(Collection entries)
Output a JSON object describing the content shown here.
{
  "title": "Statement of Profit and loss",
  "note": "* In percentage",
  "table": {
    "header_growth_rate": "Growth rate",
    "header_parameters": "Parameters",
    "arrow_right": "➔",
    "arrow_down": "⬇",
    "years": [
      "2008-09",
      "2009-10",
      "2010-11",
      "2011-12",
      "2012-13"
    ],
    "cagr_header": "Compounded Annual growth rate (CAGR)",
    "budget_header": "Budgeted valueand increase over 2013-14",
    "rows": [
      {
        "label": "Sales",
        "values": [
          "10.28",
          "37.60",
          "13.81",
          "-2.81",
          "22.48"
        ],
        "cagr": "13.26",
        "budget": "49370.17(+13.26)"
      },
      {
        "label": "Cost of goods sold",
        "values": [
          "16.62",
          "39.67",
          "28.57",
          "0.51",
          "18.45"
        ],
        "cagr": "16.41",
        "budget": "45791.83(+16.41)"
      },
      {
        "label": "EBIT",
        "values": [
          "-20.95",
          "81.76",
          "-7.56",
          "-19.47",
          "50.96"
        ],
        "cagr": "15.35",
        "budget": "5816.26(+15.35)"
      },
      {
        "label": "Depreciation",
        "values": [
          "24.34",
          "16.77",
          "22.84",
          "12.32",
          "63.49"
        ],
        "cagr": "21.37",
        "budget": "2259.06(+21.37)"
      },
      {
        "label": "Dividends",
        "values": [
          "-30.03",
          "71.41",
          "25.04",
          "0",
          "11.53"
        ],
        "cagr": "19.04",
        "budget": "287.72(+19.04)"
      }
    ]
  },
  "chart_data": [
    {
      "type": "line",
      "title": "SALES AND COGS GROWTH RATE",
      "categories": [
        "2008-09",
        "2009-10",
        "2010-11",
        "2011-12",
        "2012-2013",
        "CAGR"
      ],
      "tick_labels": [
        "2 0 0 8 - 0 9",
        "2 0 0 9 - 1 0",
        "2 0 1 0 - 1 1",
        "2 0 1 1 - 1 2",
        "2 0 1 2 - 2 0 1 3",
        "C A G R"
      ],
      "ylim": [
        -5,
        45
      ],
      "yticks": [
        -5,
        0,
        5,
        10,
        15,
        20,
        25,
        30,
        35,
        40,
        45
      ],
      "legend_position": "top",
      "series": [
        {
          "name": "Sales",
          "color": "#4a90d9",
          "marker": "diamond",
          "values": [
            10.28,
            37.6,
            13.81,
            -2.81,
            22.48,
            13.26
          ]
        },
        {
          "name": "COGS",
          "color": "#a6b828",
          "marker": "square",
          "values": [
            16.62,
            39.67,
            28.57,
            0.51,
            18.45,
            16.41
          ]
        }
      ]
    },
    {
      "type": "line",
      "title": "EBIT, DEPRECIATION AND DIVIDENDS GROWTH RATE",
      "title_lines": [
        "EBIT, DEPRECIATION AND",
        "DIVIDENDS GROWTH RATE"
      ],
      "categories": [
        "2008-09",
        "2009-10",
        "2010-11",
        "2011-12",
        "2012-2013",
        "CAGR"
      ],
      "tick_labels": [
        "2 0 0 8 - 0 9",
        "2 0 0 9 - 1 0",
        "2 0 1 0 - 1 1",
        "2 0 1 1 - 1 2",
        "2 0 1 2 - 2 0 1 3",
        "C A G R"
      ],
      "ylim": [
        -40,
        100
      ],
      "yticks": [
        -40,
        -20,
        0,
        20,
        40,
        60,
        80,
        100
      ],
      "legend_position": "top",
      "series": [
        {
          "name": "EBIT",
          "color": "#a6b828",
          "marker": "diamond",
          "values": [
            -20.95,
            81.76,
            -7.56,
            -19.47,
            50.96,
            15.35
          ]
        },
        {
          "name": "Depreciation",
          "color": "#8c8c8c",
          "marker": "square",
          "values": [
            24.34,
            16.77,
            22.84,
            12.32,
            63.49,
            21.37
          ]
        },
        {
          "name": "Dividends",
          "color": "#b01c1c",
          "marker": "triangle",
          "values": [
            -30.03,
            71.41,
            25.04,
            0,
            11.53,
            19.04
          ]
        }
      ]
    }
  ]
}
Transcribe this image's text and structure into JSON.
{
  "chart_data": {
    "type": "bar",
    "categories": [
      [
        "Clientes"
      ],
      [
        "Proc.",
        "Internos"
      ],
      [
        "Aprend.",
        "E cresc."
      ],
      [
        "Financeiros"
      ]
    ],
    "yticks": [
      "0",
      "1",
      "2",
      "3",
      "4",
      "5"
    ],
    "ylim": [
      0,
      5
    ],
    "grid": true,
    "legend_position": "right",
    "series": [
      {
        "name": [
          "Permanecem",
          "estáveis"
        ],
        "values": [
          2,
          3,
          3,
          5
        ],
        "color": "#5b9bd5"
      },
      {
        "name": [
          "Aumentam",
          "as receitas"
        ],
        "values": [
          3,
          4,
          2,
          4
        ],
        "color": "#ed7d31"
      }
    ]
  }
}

(Task to carry out): Go through the listing and print each line exactly as it appears.

(The output):
Output a JSON object describing the content shown here.
{
  "title": "Statement of Profit and loss",
  "note": "* In percentage",
  "table": {
    "header_growth_rate": "Growth rate",
    "header_parameters": "Parameters",
    "arrow_right": "➔",
    "arrow_down": "⬇",
    "years": [
      "2008-09",
      "2009-10",
      "2010-11",
      "2011-12",
      "2012-13"
    ],
    "cagr_header": "Compounded Annual growth rate (CAGR)",
    "budget_header": "Budgeted valueand increase over 2013-14",
    "rows": [
      {
        "label": "Sales",
        "values": [
          "10.28",
          "37.60",
          "13.81",
          "-2.81",
          "22.48"
        ],
        "cagr": "13.26",
        "budget": "49370.17(+13.26)"
      },
      {
        "label": "Cost of goods sold",
        "values": [
          "16.62",
          "39.67",
          "28.57",
          "0.51",
          "18.45"
        ],
        "cagr": "16.41",
        "budget": "45791.83(+16.41)"
      },
      {
        "label": "EBIT",
        "values": [
          "-20.95",
          "81.76",
          "-7.56",
          "-19.47",
          "50.96"
        ],
        "cagr": "15.35",
        "budget": "5816.26(+15.35)"
      },
      {
        "label": "Depreciation",
        "values": [
          "24.34",
          "16.77",
          "22.84",
          "12.32",
          "63.49"
        ],
        "cagr": "21.37",
        "budget": "2259.06(+21.37)"
      },
      {
        "label": "Dividends",
        "values": [
          "-30.03",
          "71.41",
          "25.04",
          "0",
          "11.53"
        ],
        "cagr": "19.04",
        "budget": "287.72(+19.04)"
      }
    ]
  },
  "chart_data": [
    {
      "type": "line",
      "title": "SALES AND COGS GROWTH RATE",
      "categories": [
        "2008-09",
        "2009-10",
        "2010-11",
        "2011-12",
        "2012-2013",
        "CAGR"
      ],
      "tick_labels": [
        "2 0 0 8 - 0 9",
        "2 0 0 9 - 1 0",
        "2 0 1 0 - 1 1",
        "2 0 1 1 - 1 2",
        "2 0 1 2 - 2 0 1 3",
        "C A G R"
      ],
      "ylim": [
        -5,
        45
      ],
      "yticks": [
        -5,
        0,
        5,
        10,
        15,
        20,
        25,
        30,
        35,
        40,
        45
      ],
      "legend_position": "top",
      "series": [
        {
          "name": "Sales",
          "color": "#4a90d9",
          "marker": "diamond",
          "values": [
            10.28,
            37.6,
            13.81,
            -2.81,
            22.48,
            13.26
          ]
        },
        {
          "name": "COGS",
          "color": "#a6b828",
          "marker": "square",
          "values": [
            16.62,
            39.67,
            28.57,
            0.51,
            18.45,
            16.41
          ]
        }
      ]
    },
    {
      "type": "line",
      "title": "EBIT, DEPRECIATION AND DIVIDENDS GROWTH RATE",
      "title_lines": [
        "EBIT, DEPRECIATION AND",
        "DIVIDENDS GROWTH RATE"
      ],
      "categories": [
        "2008-09",
        "2009-10",
        "2010-11",
        "2011-12",
        "2012-2013",
        "CAGR"
      ],
      "tick_labels": [
        "2 0 0 8 - 0 9",
        "2 0 0 9 - 1 0",
        "2 0 1 0 - 1 1",
        "2 0 1 1 - 1 2",
        "2 0 1 2 - 2 0 1 3",
        "C A G R"
      ],
      "ylim": [
        -40,
        100
      ],
      "yticks": [
        -40,
        -20,
        0,
        20,
        40,
        60,
        80,
        100
      ],
      "legend_position": "top",
      "series": [
        {
          "name": "EBIT",
          "color": "#a6b828",
          "marker": "diamond",
          "values": [
            -20.95,
            81.76,
            -7.56,
            -19.47,
            50.96,
            15.35
          ]
        },
        {
          "name": "Depreciation",
          "color": "#8c8c8c",
          "marker": "square",
          "values": [
            24.34,
            16.77,
            22.84,
            12.32,
            63.49,
            21.37
          ]
        },
        {
          "name": "Dividends",
          "color": "#b01c1c",
          "marker": "triangle",
          "values": [
            -30.03,
            71.41,
            25.04,
            0,
            11.53,
            19.04
          ]
        }
      ]
    }
  ]
}
Transcribe this image's text and structure into JSON.
{
  "chart_data": {
    "type": "bar",
    "categories": [
      [
        "Clientes"
      ],
      [
        "Proc.",
        "Internos"
      ],
      [
        "Aprend.",
        "E cresc."
      ],
      [
        "Financeiros"
      ]
    ],
    "yticks": [
      "0",
      "1",
      "2",
      "3",
      "4",
      "5"
    ],
    "ylim": [
      0,
      5
    ],
    "grid": true,
    "legend_position": "right",
    "series": [
      {
        "name": [
          "Permanecem",
          "estáveis"
        ],
        "values": [
          2,
          3,
          3,
          5
        ],
        "color": "#5b9bd5"
      },
      {
        "name": [
          "Aumentam",
          "as receitas"
        ],
        "values": [
          3,
          4,
          2,
          4
        ],
        "color": "#ed7d31"
      }
    ]
  }
}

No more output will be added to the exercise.